**Information shown:**
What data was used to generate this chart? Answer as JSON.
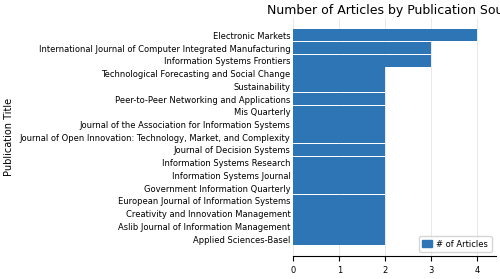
{
  "title": "Number of Articles by Publication Source",
  "xlabel": "",
  "ylabel": "Publication Title",
  "categories": [
    "Applied Sciences-Basel",
    "Aslib Journal of Information Management",
    "Creativity and Innovation Management",
    "European Journal of Information Systems",
    "Government Information Quarterly",
    "Information Systems Journal",
    "Information Systems Research",
    "Journal of Decision Systems",
    "Journal of Open Innovation: Technology, Market, and Complexity",
    "Journal of the Association for Information Systems",
    "Mis Quarterly",
    "Peer-to-Peer Networking and Applications",
    "Sustainability",
    "Technological Forecasting and Social Change",
    "Information Systems Frontiers",
    "International Journal of Computer Integrated Manufacturing",
    "Electronic Markets"
  ],
  "values": [
    2,
    2,
    2,
    2,
    2,
    2,
    2,
    2,
    2,
    2,
    2,
    2,
    2,
    2,
    3,
    3,
    4
  ],
  "bar_color": "#2e75b6",
  "xlim": [
    0,
    4.4
  ],
  "xticks": [
    0,
    1,
    2,
    3,
    4
  ],
  "legend_label": "# of Articles",
  "title_fontsize": 9,
  "tick_fontsize": 6,
  "ylabel_fontsize": 7,
  "bar_height": 0.97
}
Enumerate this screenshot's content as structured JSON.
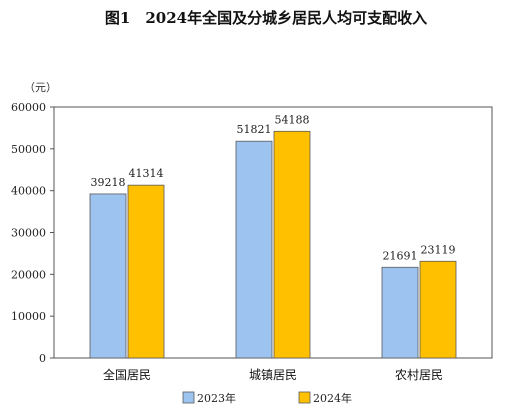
{
  "chart_data": {
    "type": "bar",
    "title": "图1　2024年全国及分城乡居民人均可支配收入",
    "unit": "（元）",
    "categories": [
      "全国居民",
      "城镇居民",
      "农村居民"
    ],
    "series": [
      {
        "name": "2023年",
        "values": [
          39218,
          51821,
          21691
        ],
        "color": "#9DC3F0"
      },
      {
        "name": "2024年",
        "values": [
          41314,
          54188,
          23119
        ],
        "color": "#FFC000"
      }
    ],
    "ylim": [
      0,
      60000
    ],
    "yticks": [
      0,
      10000,
      20000,
      30000,
      40000,
      50000,
      60000
    ],
    "grid": false,
    "legend_position": "bottom"
  }
}
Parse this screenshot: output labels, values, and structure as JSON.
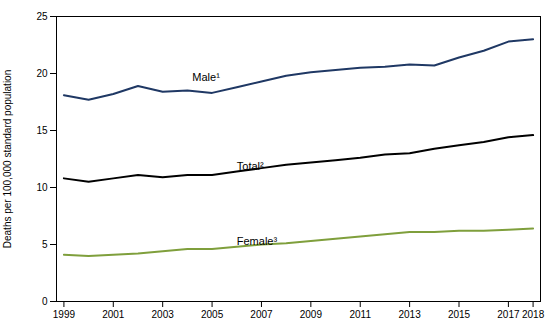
{
  "chart_data": {
    "type": "line",
    "x": [
      1999,
      2000,
      2001,
      2002,
      2003,
      2004,
      2005,
      2006,
      2007,
      2008,
      2009,
      2010,
      2011,
      2012,
      2013,
      2014,
      2015,
      2016,
      2017,
      2018
    ],
    "series": [
      {
        "name": "Male¹",
        "color": "#1f3864",
        "values": [
          18.1,
          17.7,
          18.2,
          18.9,
          18.4,
          18.5,
          18.3,
          18.8,
          19.3,
          19.8,
          20.1,
          20.3,
          20.5,
          20.6,
          20.8,
          20.7,
          21.4,
          22.0,
          22.8,
          23.0
        ]
      },
      {
        "name": "Total²",
        "color": "#000000",
        "values": [
          10.8,
          10.5,
          10.8,
          11.1,
          10.9,
          11.1,
          11.1,
          11.4,
          11.7,
          12.0,
          12.2,
          12.4,
          12.6,
          12.9,
          13.0,
          13.4,
          13.7,
          14.0,
          14.4,
          14.6
        ]
      },
      {
        "name": "Female³",
        "color": "#7f9f3c",
        "values": [
          4.1,
          4.0,
          4.1,
          4.2,
          4.4,
          4.6,
          4.6,
          4.8,
          5.0,
          5.1,
          5.3,
          5.5,
          5.7,
          5.9,
          6.1,
          6.1,
          6.2,
          6.2,
          6.3,
          6.4
        ]
      }
    ],
    "annotations": [
      {
        "text": "Male¹",
        "x": 2004.2,
        "y": 19.3
      },
      {
        "text": "Total²",
        "x": 2006.0,
        "y": 11.55
      },
      {
        "text": "Female³",
        "x": 2006.0,
        "y": 4.95
      }
    ],
    "ylabel": "Deaths per 100,000 standard population",
    "xlim": [
      1998.7,
      2018.3
    ],
    "xticks": [
      1999,
      2001,
      2003,
      2005,
      2007,
      2009,
      2011,
      2013,
      2015,
      2017,
      2018
    ],
    "ylim": [
      0,
      25
    ],
    "yticks": [
      0,
      5,
      10,
      15,
      20,
      25
    ],
    "grid": false
  }
}
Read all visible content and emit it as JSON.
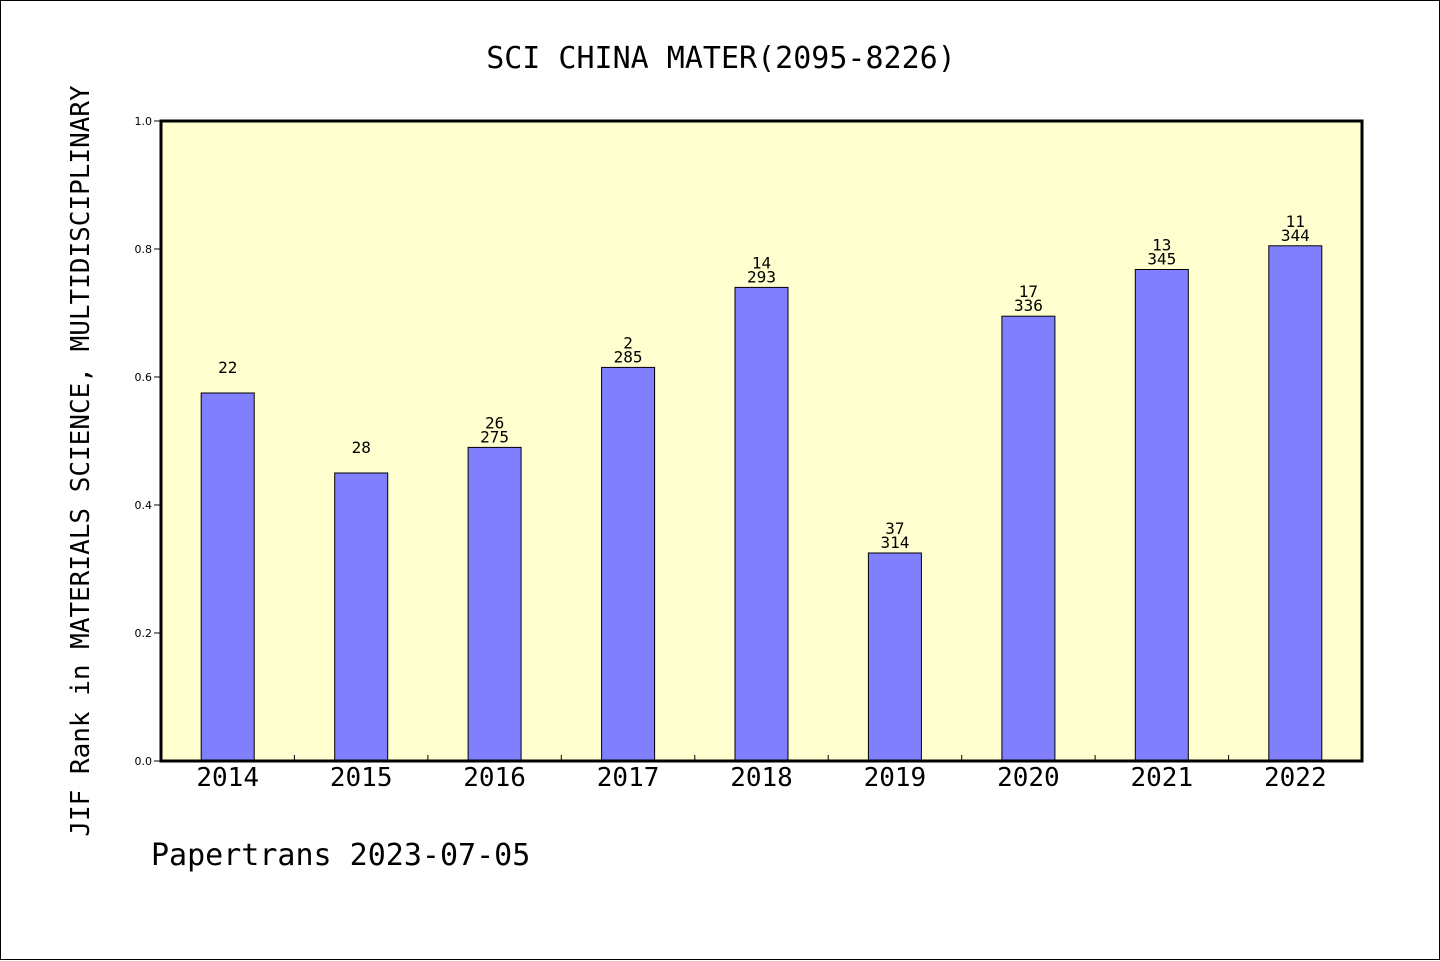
{
  "chart_data": {
    "type": "bar",
    "title": "SCI CHINA MATER(2095-8226)",
    "ylabel": "JIF Rank in MATERIALS SCIENCE, MULTIDISCIPLINARY",
    "xlabel": "",
    "ylim": [
      0.0,
      1.0
    ],
    "yticks": [
      "0.0",
      "0.2",
      "0.4",
      "0.6",
      "0.8",
      "1.0"
    ],
    "grid": false,
    "categories": [
      "2014",
      "2015",
      "2016",
      "2017",
      "2018",
      "2019",
      "2020",
      "2021",
      "2022"
    ],
    "values": [
      0.575,
      0.45,
      0.49,
      0.615,
      0.74,
      0.325,
      0.695,
      0.768,
      0.805
    ],
    "labels_top": [
      "22",
      "28",
      "26",
      "2",
      "14",
      "37",
      "17",
      "13",
      "11"
    ],
    "labels_bottom": [
      "",
      "",
      "275",
      "285",
      "293",
      "314",
      "336",
      "345",
      "344"
    ],
    "bar_color": "#8080ff",
    "plot_background": "#ffffd0"
  },
  "footer": "Papertrans 2023-07-05"
}
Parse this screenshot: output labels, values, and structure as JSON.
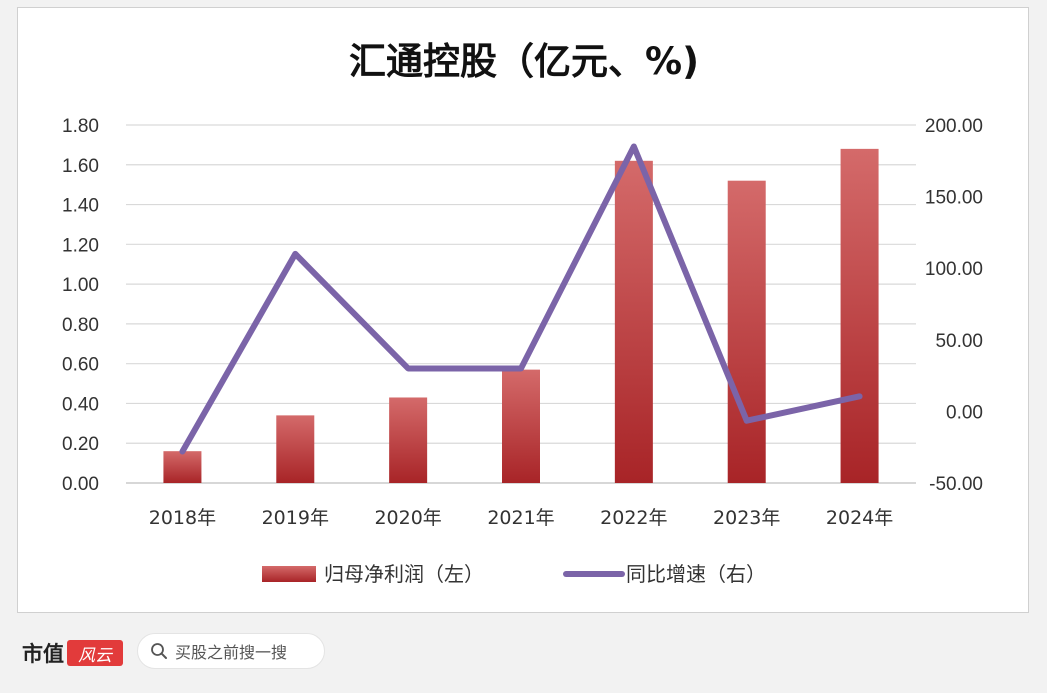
{
  "chart_data": {
    "type": "bar",
    "title": "汇通控股（亿元、%)",
    "categories": [
      "2018年",
      "2019年",
      "2020年",
      "2021年",
      "2022年",
      "2023年",
      "2024年"
    ],
    "series": [
      {
        "name": "归母净利润（左）",
        "type": "bar",
        "axis": "left",
        "color": "#c0383a",
        "values": [
          0.16,
          0.34,
          0.43,
          0.57,
          1.62,
          1.52,
          1.68
        ]
      },
      {
        "name": "同比增速（右）",
        "type": "line",
        "axis": "right",
        "color": "#7b64a8",
        "values": [
          -28.0,
          110.0,
          30.0,
          30.0,
          185.0,
          -6.5,
          10.5
        ]
      }
    ],
    "left_axis": {
      "min": 0,
      "max": 1.8,
      "ticks": [
        "0.00",
        "0.20",
        "0.40",
        "0.60",
        "0.80",
        "1.00",
        "1.20",
        "1.40",
        "1.60",
        "1.80"
      ]
    },
    "right_axis": {
      "min": -50,
      "max": 200,
      "ticks": [
        "-50.00",
        "0.00",
        "50.00",
        "100.00",
        "150.00",
        "200.00"
      ]
    },
    "grid": true,
    "legend_position": "bottom"
  },
  "footer": {
    "brand_text": "市值",
    "brand_logo_text": "风云",
    "search_placeholder": "买股之前搜一搜",
    "search_icon": "search-icon"
  }
}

**What you need to do:**
Set the entries down again exactly. Do not include the images.

**Exercise response:**
What data was used to generate this chart? Answer as JSON.
{
  "title": "Number of Articles by Publication Source",
  "xlabel": "",
  "ylabel": "Publication Title",
  "categories": [
    "Applied Sciences-Basel",
    "Aslib Journal of Information Management",
    "Creativity and Innovation Management",
    "European Journal of Information Systems",
    "Government Information Quarterly",
    "Information Systems Journal",
    "Information Systems Research",
    "Journal of Decision Systems",
    "Journal of Open Innovation: Technology, Market, and Complexity",
    "Journal of the Association for Information Systems",
    "Mis Quarterly",
    "Peer-to-Peer Networking and Applications",
    "Sustainability",
    "Technological Forecasting and Social Change",
    "Information Systems Frontiers",
    "International Journal of Computer Integrated Manufacturing",
    "Electronic Markets"
  ],
  "values": [
    2,
    2,
    2,
    2,
    2,
    2,
    2,
    2,
    2,
    2,
    2,
    2,
    2,
    2,
    3,
    3,
    4
  ],
  "bar_color": "#2e75b6",
  "xlim": [
    0,
    4.4
  ],
  "xticks": [
    0,
    1,
    2,
    3,
    4
  ],
  "legend_label": "# of Articles",
  "title_fontsize": 9,
  "tick_fontsize": 6,
  "ylabel_fontsize": 7,
  "bar_height": 0.97
}
Enumerate this screenshot's content as structured JSON.
{
  "chart_data": {
    "type": "bar",
    "title": "图1　2024年全国及分城乡居民人均可支配收入",
    "unit": "（元）",
    "categories": [
      "全国居民",
      "城镇居民",
      "农村居民"
    ],
    "series": [
      {
        "name": "2023年",
        "values": [
          39218,
          51821,
          21691
        ],
        "color": "#9DC3F0"
      },
      {
        "name": "2024年",
        "values": [
          41314,
          54188,
          23119
        ],
        "color": "#FFC000"
      }
    ],
    "ylim": [
      0,
      60000
    ],
    "yticks": [
      0,
      10000,
      20000,
      30000,
      40000,
      50000,
      60000
    ],
    "grid": false,
    "legend_position": "bottom"
  }
}
Parse this screenshot: output labels, values, and structure as JSON.
{
  "chart_data": {
    "type": "line",
    "x": [
      1999,
      2000,
      2001,
      2002,
      2003,
      2004,
      2005,
      2006,
      2007,
      2008,
      2009,
      2010,
      2011,
      2012,
      2013,
      2014,
      2015,
      2016,
      2017,
      2018
    ],
    "series": [
      {
        "name": "Male¹",
        "color": "#1f3864",
        "values": [
          18.1,
          17.7,
          18.2,
          18.9,
          18.4,
          18.5,
          18.3,
          18.8,
          19.3,
          19.8,
          20.1,
          20.3,
          20.5,
          20.6,
          20.8,
          20.7,
          21.4,
          22.0,
          22.8,
          23.0
        ]
      },
      {
        "name": "Total²",
        "color": "#000000",
        "values": [
          10.8,
          10.5,
          10.8,
          11.1,
          10.9,
          11.1,
          11.1,
          11.4,
          11.7,
          12.0,
          12.2,
          12.4,
          12.6,
          12.9,
          13.0,
          13.4,
          13.7,
          14.0,
          14.4,
          14.6
        ]
      },
      {
        "name": "Female³",
        "color": "#7f9f3c",
        "values": [
          4.1,
          4.0,
          4.1,
          4.2,
          4.4,
          4.6,
          4.6,
          4.8,
          5.0,
          5.1,
          5.3,
          5.5,
          5.7,
          5.9,
          6.1,
          6.1,
          6.2,
          6.2,
          6.3,
          6.4
        ]
      }
    ],
    "annotations": [
      {
        "text": "Male¹",
        "x": 2004.2,
        "y": 19.3
      },
      {
        "text": "Total²",
        "x": 2006.0,
        "y": 11.55
      },
      {
        "text": "Female³",
        "x": 2006.0,
        "y": 4.95
      }
    ],
    "ylabel": "Deaths per 100,000 standard population",
    "xlim": [
      1998.7,
      2018.3
    ],
    "xticks": [
      1999,
      2001,
      2003,
      2005,
      2007,
      2009,
      2011,
      2013,
      2015,
      2017,
      2018
    ],
    "ylim": [
      0,
      25
    ],
    "yticks": [
      0,
      5,
      10,
      15,
      20,
      25
    ],
    "grid": false
  }
}
Read all visible content and emit it as JSON.
{
  "chart_data": {
    "type": "bar",
    "title": "SCI CHINA MATER(2095-8226)",
    "ylabel": "JIF Rank in MATERIALS SCIENCE, MULTIDISCIPLINARY",
    "xlabel": "",
    "ylim": [
      0.0,
      1.0
    ],
    "yticks": [
      "0.0",
      "0.2",
      "0.4",
      "0.6",
      "0.8",
      "1.0"
    ],
    "grid": false,
    "categories": [
      "2014",
      "2015",
      "2016",
      "2017",
      "2018",
      "2019",
      "2020",
      "2021",
      "2022"
    ],
    "values": [
      0.575,
      0.45,
      0.49,
      0.615,
      0.74,
      0.325,
      0.695,
      0.768,
      0.805
    ],
    "labels_top": [
      "22",
      "28",
      "26",
      "2",
      "14",
      "37",
      "17",
      "13",
      "11"
    ],
    "labels_bottom": [
      "",
      "",
      "275",
      "285",
      "293",
      "314",
      "336",
      "345",
      "344"
    ],
    "bar_color": "#8080ff",
    "plot_background": "#ffffd0"
  },
  "footer": "Papertrans 2023-07-05"
}
Parse this screenshot: output labels, values, and structure as JSON.
{
  "chart_data": {
    "type": "bar",
    "title": "汇通控股（亿元、%)",
    "categories": [
      "2018年",
      "2019年",
      "2020年",
      "2021年",
      "2022年",
      "2023年",
      "2024年"
    ],
    "series": [
      {
        "name": "归母净利润（左）",
        "type": "bar",
        "axis": "left",
        "color": "#c0383a",
        "values": [
          0.16,
          0.34,
          0.43,
          0.57,
          1.62,
          1.52,
          1.68
        ]
      },
      {
        "name": "同比增速（右）",
        "type": "line",
        "axis": "right",
        "color": "#7b64a8",
        "values": [
          -28.0,
          110.0,
          30.0,
          30.0,
          185.0,
          -6.5,
          10.5
        ]
      }
    ],
    "left_axis": {
      "min": 0,
      "max": 1.8,
      "ticks": [
        "0.00",
        "0.20",
        "0.40",
        "0.60",
        "0.80",
        "1.00",
        "1.20",
        "1.40",
        "1.60",
        "1.80"
      ]
    },
    "right_axis": {
      "min": -50,
      "max": 200,
      "ticks": [
        "-50.00",
        "0.00",
        "50.00",
        "100.00",
        "150.00",
        "200.00"
      ]
    },
    "grid": true,
    "legend_position": "bottom"
  },
  "footer": {
    "brand_text": "市值",
    "brand_logo_text": "风云",
    "search_placeholder": "买股之前搜一搜",
    "search_icon": "search-icon"
  }
}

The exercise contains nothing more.